#### [Material provided]
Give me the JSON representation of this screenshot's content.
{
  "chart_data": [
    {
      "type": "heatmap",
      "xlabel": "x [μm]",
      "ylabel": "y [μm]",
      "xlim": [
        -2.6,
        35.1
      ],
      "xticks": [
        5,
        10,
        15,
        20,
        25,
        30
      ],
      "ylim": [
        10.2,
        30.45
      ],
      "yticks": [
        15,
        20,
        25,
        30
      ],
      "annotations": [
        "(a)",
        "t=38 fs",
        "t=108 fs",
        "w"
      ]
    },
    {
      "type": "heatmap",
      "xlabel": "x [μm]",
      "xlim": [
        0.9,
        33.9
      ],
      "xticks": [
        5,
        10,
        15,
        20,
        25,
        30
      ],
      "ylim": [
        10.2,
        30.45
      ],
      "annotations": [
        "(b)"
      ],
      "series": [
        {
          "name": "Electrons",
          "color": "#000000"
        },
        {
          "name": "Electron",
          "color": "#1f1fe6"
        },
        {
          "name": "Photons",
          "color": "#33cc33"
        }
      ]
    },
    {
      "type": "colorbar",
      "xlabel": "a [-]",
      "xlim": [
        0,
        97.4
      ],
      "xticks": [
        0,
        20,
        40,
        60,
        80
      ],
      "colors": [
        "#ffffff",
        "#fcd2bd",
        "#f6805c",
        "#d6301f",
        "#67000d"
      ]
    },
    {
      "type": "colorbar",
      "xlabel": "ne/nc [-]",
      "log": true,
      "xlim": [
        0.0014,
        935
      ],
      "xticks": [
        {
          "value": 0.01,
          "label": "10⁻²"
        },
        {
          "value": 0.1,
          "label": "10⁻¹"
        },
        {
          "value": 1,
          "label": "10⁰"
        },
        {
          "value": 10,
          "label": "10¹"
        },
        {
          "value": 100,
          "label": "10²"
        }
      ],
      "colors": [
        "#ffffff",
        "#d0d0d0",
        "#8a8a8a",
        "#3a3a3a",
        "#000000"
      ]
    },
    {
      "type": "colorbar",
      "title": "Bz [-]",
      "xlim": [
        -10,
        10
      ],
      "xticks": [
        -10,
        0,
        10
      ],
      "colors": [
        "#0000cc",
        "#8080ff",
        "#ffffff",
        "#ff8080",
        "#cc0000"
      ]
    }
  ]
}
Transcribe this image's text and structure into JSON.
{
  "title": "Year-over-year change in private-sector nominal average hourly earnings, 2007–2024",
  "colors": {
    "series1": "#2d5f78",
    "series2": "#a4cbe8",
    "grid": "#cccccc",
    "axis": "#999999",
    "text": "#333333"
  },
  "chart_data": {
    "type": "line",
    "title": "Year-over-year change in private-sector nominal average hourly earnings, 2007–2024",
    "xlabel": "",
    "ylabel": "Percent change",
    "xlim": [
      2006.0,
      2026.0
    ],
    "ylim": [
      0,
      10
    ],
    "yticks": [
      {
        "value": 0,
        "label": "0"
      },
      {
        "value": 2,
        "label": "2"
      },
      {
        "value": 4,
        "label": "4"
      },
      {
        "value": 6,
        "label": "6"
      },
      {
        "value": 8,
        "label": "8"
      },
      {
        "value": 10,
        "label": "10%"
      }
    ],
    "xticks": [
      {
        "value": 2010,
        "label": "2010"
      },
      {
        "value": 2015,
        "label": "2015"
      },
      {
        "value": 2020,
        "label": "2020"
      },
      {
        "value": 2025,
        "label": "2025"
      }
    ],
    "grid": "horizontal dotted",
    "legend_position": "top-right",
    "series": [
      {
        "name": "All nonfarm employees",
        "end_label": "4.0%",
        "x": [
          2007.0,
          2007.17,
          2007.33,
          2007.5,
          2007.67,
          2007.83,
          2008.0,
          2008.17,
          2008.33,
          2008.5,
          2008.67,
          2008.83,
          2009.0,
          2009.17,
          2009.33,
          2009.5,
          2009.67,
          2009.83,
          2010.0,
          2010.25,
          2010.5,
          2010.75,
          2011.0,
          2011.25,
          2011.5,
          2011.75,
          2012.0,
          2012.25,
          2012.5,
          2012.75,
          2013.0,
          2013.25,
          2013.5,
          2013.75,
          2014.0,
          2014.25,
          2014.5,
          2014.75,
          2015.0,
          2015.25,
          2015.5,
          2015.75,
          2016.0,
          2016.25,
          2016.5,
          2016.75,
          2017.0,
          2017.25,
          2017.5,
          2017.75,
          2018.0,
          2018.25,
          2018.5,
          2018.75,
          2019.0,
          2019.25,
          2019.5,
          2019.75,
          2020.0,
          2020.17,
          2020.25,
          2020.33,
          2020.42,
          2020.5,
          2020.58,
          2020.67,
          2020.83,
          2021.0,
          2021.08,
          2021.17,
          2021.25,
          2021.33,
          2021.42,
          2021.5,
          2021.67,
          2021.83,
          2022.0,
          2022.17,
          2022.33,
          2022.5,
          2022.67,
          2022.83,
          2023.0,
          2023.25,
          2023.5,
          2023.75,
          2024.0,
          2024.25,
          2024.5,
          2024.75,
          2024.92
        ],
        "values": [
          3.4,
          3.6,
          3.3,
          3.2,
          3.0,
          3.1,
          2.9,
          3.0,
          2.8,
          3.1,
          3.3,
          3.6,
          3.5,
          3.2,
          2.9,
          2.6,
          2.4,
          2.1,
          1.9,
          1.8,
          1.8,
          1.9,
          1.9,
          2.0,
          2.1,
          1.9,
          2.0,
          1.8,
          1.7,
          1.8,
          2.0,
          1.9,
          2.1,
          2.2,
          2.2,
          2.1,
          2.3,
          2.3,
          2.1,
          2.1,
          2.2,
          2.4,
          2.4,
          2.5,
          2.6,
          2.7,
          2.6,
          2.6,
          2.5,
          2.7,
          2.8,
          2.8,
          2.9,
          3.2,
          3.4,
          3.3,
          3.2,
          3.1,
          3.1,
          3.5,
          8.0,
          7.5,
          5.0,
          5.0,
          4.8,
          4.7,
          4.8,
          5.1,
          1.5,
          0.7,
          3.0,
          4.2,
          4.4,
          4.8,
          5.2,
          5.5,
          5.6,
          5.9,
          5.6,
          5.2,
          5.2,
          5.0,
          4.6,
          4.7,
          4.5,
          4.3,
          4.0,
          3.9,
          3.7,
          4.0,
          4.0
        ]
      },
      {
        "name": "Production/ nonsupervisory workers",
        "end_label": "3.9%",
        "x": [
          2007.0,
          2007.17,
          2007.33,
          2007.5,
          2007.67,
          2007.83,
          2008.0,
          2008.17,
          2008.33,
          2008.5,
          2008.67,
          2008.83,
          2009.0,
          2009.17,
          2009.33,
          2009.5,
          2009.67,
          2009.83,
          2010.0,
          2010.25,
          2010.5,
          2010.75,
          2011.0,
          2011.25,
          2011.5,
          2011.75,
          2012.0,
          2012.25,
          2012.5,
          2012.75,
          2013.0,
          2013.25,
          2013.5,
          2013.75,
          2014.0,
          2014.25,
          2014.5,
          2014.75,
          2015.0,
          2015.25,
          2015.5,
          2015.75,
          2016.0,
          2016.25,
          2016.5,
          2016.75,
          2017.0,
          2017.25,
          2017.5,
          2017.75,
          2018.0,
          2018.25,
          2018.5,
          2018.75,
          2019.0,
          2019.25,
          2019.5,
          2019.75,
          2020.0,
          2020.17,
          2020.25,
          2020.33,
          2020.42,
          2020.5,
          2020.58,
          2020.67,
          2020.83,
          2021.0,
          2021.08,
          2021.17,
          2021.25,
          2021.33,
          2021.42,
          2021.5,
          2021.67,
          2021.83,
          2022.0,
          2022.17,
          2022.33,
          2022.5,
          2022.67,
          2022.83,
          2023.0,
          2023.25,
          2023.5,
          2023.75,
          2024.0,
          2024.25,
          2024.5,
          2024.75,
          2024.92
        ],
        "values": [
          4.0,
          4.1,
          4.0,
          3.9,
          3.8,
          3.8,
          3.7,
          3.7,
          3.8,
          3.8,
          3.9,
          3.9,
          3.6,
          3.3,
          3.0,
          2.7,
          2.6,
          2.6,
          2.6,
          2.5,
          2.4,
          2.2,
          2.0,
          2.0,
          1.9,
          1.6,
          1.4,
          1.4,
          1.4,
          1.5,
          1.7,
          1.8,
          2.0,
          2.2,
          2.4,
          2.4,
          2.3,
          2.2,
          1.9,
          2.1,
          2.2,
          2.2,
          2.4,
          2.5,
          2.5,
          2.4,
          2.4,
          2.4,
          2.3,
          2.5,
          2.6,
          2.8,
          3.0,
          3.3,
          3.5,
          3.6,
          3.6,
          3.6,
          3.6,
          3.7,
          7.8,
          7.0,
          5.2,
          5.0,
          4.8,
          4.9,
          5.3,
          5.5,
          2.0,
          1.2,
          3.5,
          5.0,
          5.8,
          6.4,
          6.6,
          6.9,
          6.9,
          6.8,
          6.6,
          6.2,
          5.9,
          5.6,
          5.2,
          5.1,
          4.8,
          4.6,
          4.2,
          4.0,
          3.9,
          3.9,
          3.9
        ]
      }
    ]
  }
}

#### [What to do]
Provide only the count of lines in the material above that hold the word "over".

#### [In response]
2